## WHAT NEEDS TO BE DONE
Go through the records and show each line where the word "time" occurs.

....

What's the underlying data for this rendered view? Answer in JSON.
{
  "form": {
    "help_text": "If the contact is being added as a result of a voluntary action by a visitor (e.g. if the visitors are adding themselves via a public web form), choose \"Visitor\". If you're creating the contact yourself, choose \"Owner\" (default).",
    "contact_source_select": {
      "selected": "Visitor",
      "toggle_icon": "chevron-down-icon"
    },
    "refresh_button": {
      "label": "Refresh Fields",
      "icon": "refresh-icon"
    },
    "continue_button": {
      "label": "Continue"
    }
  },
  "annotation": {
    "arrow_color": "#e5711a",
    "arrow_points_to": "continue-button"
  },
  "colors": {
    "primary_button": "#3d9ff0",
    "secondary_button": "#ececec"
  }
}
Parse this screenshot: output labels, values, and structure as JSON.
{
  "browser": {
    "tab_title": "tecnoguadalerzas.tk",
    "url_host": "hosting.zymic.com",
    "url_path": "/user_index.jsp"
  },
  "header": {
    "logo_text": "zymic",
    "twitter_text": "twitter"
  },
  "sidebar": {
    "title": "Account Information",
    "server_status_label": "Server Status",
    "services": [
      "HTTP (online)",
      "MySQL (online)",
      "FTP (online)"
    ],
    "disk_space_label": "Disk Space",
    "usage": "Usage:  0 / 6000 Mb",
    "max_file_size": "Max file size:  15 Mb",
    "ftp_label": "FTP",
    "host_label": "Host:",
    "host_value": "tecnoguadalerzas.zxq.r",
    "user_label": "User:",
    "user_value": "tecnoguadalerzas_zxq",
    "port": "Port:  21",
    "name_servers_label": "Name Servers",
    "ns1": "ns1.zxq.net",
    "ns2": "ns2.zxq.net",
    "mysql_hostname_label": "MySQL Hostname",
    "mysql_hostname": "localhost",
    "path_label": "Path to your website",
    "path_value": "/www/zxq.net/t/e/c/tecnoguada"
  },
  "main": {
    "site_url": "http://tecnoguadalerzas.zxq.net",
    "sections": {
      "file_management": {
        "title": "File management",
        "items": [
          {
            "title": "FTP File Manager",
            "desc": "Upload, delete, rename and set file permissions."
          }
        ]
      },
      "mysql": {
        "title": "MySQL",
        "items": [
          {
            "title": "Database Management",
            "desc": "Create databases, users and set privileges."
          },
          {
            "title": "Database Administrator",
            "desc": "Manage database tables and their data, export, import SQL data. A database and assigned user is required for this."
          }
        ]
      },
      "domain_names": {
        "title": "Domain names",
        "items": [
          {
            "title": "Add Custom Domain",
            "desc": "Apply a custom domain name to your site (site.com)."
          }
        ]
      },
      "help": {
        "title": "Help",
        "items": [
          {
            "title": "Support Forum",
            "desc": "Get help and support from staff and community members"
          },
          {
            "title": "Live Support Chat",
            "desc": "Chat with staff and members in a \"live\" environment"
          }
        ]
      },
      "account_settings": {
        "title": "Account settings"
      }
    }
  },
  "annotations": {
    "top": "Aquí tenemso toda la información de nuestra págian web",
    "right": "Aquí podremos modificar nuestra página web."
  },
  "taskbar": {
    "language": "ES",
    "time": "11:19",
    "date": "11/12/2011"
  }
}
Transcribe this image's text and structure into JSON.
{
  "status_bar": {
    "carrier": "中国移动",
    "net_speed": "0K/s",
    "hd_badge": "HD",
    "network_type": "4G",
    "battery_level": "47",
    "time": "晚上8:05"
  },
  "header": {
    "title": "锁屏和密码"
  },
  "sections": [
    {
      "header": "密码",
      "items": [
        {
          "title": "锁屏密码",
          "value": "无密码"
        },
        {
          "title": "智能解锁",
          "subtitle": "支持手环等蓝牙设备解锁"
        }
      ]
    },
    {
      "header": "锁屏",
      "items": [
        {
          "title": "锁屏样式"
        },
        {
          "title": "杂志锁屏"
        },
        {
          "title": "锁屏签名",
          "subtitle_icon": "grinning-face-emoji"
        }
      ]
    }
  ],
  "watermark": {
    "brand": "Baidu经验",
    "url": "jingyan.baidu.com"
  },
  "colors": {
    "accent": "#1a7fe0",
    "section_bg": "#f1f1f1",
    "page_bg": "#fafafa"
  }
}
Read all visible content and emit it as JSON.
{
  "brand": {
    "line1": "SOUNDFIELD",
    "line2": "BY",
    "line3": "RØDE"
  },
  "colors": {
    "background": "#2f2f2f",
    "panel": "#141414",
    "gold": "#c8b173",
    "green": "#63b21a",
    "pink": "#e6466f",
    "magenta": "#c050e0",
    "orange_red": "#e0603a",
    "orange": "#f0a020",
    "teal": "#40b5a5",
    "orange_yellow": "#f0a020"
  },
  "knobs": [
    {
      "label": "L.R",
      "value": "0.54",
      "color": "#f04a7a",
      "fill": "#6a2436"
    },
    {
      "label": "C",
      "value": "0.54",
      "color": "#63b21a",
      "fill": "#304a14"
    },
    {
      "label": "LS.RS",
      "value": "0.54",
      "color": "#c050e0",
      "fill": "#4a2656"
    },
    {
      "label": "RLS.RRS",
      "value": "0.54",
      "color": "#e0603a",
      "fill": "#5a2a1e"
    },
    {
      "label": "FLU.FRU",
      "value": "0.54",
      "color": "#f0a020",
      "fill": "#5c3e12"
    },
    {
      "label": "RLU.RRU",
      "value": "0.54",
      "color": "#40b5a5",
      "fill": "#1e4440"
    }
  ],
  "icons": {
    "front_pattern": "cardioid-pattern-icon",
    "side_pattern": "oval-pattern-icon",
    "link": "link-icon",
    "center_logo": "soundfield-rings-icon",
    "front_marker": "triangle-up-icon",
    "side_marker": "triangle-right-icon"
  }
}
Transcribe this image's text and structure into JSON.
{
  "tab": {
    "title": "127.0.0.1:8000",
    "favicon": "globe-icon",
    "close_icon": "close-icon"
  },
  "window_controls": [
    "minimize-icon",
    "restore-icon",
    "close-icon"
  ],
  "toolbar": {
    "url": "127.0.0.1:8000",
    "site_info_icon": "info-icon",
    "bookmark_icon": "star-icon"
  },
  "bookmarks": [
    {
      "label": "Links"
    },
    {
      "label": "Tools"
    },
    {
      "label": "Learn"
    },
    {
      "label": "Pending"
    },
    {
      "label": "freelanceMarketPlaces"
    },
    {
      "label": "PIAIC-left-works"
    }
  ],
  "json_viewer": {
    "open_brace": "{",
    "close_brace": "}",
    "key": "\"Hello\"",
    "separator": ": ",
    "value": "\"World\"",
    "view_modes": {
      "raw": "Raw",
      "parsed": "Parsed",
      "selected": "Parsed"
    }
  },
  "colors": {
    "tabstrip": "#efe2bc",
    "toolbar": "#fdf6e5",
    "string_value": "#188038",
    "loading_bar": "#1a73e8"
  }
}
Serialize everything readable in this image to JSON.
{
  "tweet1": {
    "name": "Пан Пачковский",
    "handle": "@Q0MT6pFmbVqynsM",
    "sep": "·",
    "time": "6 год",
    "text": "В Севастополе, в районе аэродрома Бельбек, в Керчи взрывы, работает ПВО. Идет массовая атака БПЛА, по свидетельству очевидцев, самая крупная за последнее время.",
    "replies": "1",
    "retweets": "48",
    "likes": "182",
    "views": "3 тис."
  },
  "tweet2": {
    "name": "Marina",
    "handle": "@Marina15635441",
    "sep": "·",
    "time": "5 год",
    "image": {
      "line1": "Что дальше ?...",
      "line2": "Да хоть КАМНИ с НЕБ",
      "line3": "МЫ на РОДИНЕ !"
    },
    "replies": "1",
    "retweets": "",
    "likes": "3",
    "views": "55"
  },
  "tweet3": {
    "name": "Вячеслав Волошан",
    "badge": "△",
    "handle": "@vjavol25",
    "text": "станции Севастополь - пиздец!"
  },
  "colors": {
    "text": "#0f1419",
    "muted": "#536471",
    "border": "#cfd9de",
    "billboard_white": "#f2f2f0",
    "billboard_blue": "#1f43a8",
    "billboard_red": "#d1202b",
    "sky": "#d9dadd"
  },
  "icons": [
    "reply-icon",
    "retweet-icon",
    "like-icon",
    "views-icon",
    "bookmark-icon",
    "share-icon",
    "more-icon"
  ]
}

....

## COMPLETED EXERCISE
    "time": "11:19",
    "time": "晚上8:05"
    "time": "6 год",
    "time": "5 год",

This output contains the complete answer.